◆ Written instruction ◆
Below is a listing; reproduce each line of it exactly.

##### The input #####

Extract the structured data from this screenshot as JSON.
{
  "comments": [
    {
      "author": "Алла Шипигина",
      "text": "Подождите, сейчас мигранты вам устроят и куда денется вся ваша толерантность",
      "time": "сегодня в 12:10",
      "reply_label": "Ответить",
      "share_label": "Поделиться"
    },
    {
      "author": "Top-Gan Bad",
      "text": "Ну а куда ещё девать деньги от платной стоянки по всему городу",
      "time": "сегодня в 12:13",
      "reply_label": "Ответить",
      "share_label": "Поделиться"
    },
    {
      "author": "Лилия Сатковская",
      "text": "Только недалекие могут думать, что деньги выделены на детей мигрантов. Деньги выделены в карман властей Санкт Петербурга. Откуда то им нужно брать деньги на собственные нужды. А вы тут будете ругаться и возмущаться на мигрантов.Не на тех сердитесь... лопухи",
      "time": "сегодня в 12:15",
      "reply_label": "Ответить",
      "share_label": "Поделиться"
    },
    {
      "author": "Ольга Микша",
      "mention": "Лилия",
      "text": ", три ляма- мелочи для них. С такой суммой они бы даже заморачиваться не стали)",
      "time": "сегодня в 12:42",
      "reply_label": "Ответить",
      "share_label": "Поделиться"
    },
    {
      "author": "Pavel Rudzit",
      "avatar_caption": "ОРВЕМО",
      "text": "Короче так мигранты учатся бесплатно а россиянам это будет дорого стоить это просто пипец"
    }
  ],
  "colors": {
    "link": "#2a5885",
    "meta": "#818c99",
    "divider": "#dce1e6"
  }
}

#####

◆ Correct answer ◆
Extract the structured data from this screenshot as JSON.
{
  "comments": [
    {
      "author": "Алла Шипигина",
      "text": "Подождите, сейчас мигранты вам устроят и куда денется вся ваша толерантность",
      "time": "сегодня в 12:10",
      "reply_label": "Ответить",
      "share_label": "Поделиться"
    },
    {
      "author": "Top-Gan Bad",
      "text": "Ну а куда ещё девать деньги от платной стоянки по всему городу",
      "time": "сегодня в 12:13",
      "reply_label": "Ответить",
      "share_label": "Поделиться"
    },
    {
      "author": "Лилия Сатковская",
      "text": "Только недалекие могут думать, что деньги выделены на детей мигрантов. Деньги выделены в карман властей Санкт Петербурга. Откуда то им нужно брать деньги на собственные нужды. А вы тут будете ругаться и возмущаться на мигрантов.Не на тех сердитесь... лопухи",
      "time": "сегодня в 12:15",
      "reply_label": "Ответить",
      "share_label": "Поделиться"
    },
    {
      "author": "Ольга Микша",
      "mention": "Лилия",
      "text": ", три ляма- мелочи для них. С такой суммой они бы даже заморачиваться не стали)",
      "time": "сегодня в 12:42",
      "reply_label": "Ответить",
      "share_label": "Поделиться"
    },
    {
      "author": "Pavel Rudzit",
      "avatar_caption": "ОРВЕМО",
      "text": "Короче так мигранты учатся бесплатно а россиянам это будет дорого стоить это просто пипец"
    }
  ],
  "colors": {
    "link": "#2a5885",
    "meta": "#818c99",
    "divider": "#dce1e6"
  }
}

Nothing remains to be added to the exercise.